>> START Data

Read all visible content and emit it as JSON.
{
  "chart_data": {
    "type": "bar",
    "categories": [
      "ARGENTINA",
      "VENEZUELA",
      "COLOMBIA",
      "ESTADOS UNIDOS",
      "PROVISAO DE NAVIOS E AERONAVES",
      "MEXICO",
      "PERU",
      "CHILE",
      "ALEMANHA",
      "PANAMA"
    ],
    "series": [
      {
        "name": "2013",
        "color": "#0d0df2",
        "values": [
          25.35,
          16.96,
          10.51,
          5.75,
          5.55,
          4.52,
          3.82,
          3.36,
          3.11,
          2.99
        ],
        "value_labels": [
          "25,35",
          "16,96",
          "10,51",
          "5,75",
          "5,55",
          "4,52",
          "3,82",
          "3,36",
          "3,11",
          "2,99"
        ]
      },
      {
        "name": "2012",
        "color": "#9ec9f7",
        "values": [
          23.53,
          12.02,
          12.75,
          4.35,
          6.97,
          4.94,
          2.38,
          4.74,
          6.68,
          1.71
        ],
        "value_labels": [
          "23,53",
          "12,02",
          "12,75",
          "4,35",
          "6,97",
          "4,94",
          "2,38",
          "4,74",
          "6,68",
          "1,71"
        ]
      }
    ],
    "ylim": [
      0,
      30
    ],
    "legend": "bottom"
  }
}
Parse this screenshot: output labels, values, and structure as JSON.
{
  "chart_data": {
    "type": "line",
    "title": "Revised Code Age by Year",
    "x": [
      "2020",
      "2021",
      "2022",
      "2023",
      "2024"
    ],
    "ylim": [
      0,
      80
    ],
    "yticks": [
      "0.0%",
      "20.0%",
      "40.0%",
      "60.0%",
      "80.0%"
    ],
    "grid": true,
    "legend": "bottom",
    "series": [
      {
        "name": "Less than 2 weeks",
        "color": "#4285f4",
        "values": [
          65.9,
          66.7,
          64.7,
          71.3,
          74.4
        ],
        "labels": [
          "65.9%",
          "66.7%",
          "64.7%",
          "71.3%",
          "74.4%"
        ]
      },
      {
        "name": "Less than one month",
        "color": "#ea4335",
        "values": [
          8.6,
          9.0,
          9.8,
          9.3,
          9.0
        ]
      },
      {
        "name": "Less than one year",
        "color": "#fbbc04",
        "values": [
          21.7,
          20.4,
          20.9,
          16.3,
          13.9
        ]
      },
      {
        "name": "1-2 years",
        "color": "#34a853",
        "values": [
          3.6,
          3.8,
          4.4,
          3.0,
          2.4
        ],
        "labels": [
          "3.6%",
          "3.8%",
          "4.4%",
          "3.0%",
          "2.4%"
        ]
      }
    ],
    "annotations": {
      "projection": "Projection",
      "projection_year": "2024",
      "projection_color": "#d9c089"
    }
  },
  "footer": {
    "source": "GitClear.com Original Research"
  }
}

>> END Data

Work to complete. Emit the records above again, exactly, with no line skipped.

Complete output.
Read all visible content and emit it as JSON.
{
  "chart_data": {
    "type": "bar",
    "categories": [
      "ARGENTINA",
      "VENEZUELA",
      "COLOMBIA",
      "ESTADOS UNIDOS",
      "PROVISAO DE NAVIOS E AERONAVES",
      "MEXICO",
      "PERU",
      "CHILE",
      "ALEMANHA",
      "PANAMA"
    ],
    "series": [
      {
        "name": "2013",
        "color": "#0d0df2",
        "values": [
          25.35,
          16.96,
          10.51,
          5.75,
          5.55,
          4.52,
          3.82,
          3.36,
          3.11,
          2.99
        ],
        "value_labels": [
          "25,35",
          "16,96",
          "10,51",
          "5,75",
          "5,55",
          "4,52",
          "3,82",
          "3,36",
          "3,11",
          "2,99"
        ]
      },
      {
        "name": "2012",
        "color": "#9ec9f7",
        "values": [
          23.53,
          12.02,
          12.75,
          4.35,
          6.97,
          4.94,
          2.38,
          4.74,
          6.68,
          1.71
        ],
        "value_labels": [
          "23,53",
          "12,02",
          "12,75",
          "4,35",
          "6,97",
          "4,94",
          "2,38",
          "4,74",
          "6,68",
          "1,71"
        ]
      }
    ],
    "ylim": [
      0,
      30
    ],
    "legend": "bottom"
  }
}
Parse this screenshot: output labels, values, and structure as JSON.
{
  "chart_data": {
    "type": "line",
    "title": "Revised Code Age by Year",
    "x": [
      "2020",
      "2021",
      "2022",
      "2023",
      "2024"
    ],
    "ylim": [
      0,
      80
    ],
    "yticks": [
      "0.0%",
      "20.0%",
      "40.0%",
      "60.0%",
      "80.0%"
    ],
    "grid": true,
    "legend": "bottom",
    "series": [
      {
        "name": "Less than 2 weeks",
        "color": "#4285f4",
        "values": [
          65.9,
          66.7,
          64.7,
          71.3,
          74.4
        ],
        "labels": [
          "65.9%",
          "66.7%",
          "64.7%",
          "71.3%",
          "74.4%"
        ]
      },
      {
        "name": "Less than one month",
        "color": "#ea4335",
        "values": [
          8.6,
          9.0,
          9.8,
          9.3,
          9.0
        ]
      },
      {
        "name": "Less than one year",
        "color": "#fbbc04",
        "values": [
          21.7,
          20.4,
          20.9,
          16.3,
          13.9
        ]
      },
      {
        "name": "1-2 years",
        "color": "#34a853",
        "values": [
          3.6,
          3.8,
          4.4,
          3.0,
          2.4
        ],
        "labels": [
          "3.6%",
          "3.8%",
          "4.4%",
          "3.0%",
          "2.4%"
        ]
      }
    ],
    "annotations": {
      "projection": "Projection",
      "projection_year": "2024",
      "projection_color": "#d9c089"
    }
  },
  "footer": {
    "source": "GitClear.com Original Research"
  }
}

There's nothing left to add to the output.